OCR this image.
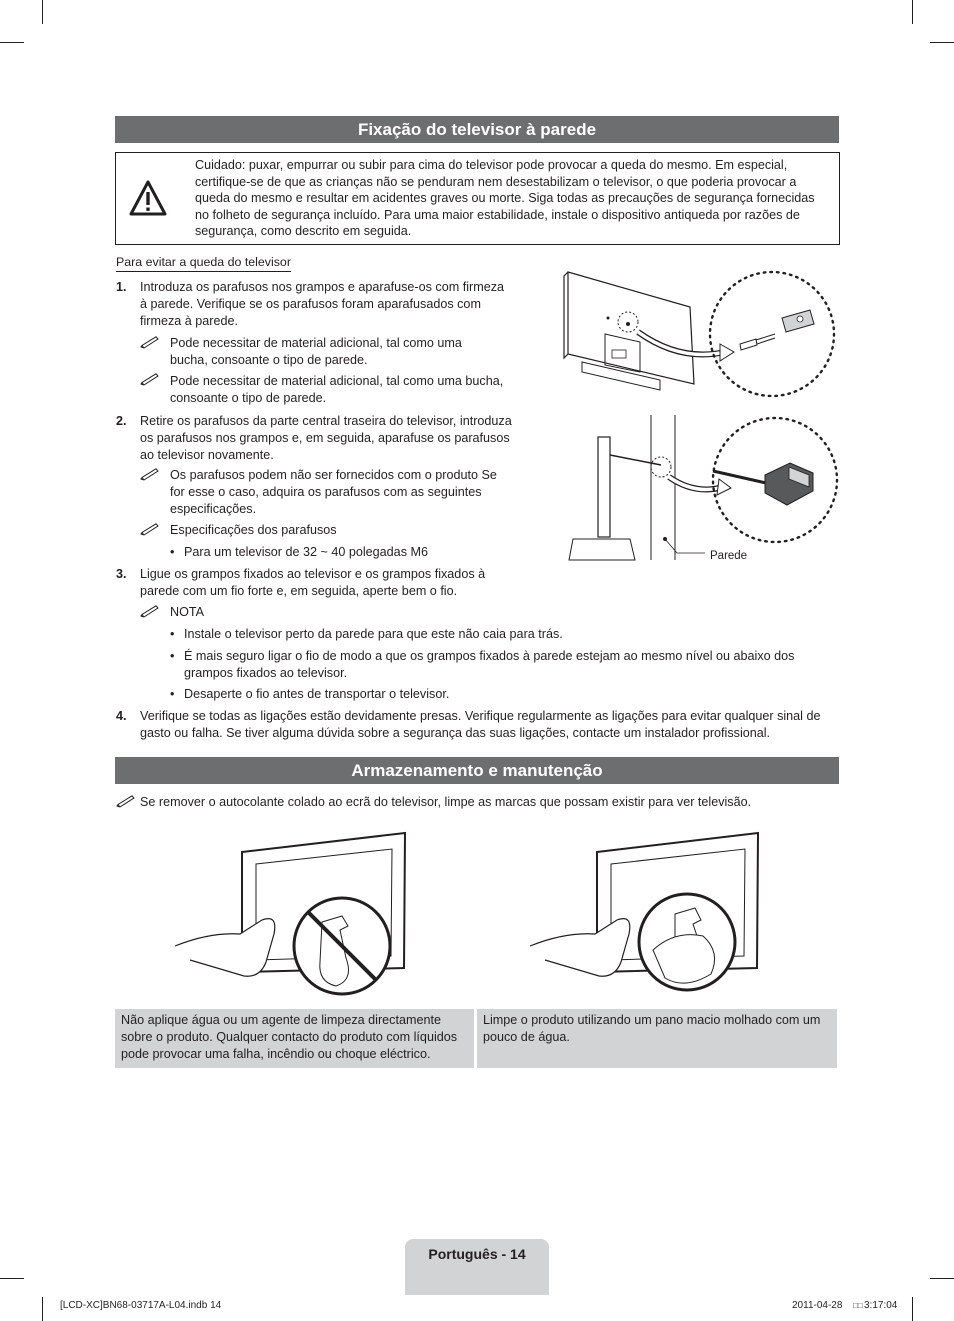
Fixação do televisor à parede
Cuidado: puxar, empurrar ou subir para cima do televisor pode provocar a queda do mesmo. Em especial, certifique-se de que as crianças não se penduram nem desestabilizam o televisor, o que poderia provocar a queda do mesmo e resultar em acidentes graves ou morte. Siga todas as precauções de segurança fornecidas no folheto de segurança incluído. Para uma maior estabilidade, instale o dispositivo antiqueda por razões de segurança, como descrito em seguida.
Para evitar a queda do televisor
1. Introduza os parafusos nos grampos e aparafuse-os com firmeza à parede. Verifique se os parafusos foram aparafusados com firmeza à parede.
Pode necessitar de material adicional, tal como uma bucha, consoante o tipo de parede.
Pode necessitar de material adicional, tal como uma bucha, consoante o tipo de parede.
2. Retire os parafusos da parte central traseira do televisor, introduza os parafusos nos grampos e, em seguida, aparafuse os parafusos ao televisor novamente.
Os parafusos podem não ser fornecidos com o produto Se for esse o caso, adquira os parafusos com as seguintes especificações.
Especificações dos parafusos
• Para um televisor de 32 ~ 40 polegadas M6
3. Ligue os grampos fixados ao televisor e os grampos fixados à parede com um fio forte e, em seguida, aperte bem o fio.
NOTA
• Instale o televisor perto da parede para que este não caia para trás.
• É mais seguro ligar o fio de modo a que os grampos fixados à parede estejam ao mesmo nível ou abaixo dos grampos fixados ao televisor.
• Desaperte o fio antes de transportar o televisor.
4. Verifique se todas as ligações estão devidamente presas. Verifique regularmente as ligações para evitar qualquer sinal de gasto ou falha. Se tiver alguma dúvida sobre a segurança das suas ligações, contacte um instalador profissional.
Parede
Armazenamento e manutenção
Se remover o autocolante colado ao ecrã do televisor, limpe as marcas que possam existir para ver televisão.
Não aplique água ou um agente de limpeza directamente sobre o produto. Qualquer contacto do produto com líquidos pode provocar uma falha, incêndio ou choque eléctrico.
Limpe o produto utilizando um pano macio molhado com um pouco de água.
Português - 14
[LCD-XC]BN68-03717A-L04.indb 14	2011-04-28 □□ 3:17:04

**TASK DIRECTIONS:**
Find each line holding the word "água" and copy it.

**COMPLETE ANSWER:**
Não aplique água ou um agente de limpeza directamente sobre o produto. Qualquer contacto do produto com líquidos pode provocar uma falha, incêndio ou choque eléctrico.
Limpe o produto utilizando um pano macio molhado com um pouco de água.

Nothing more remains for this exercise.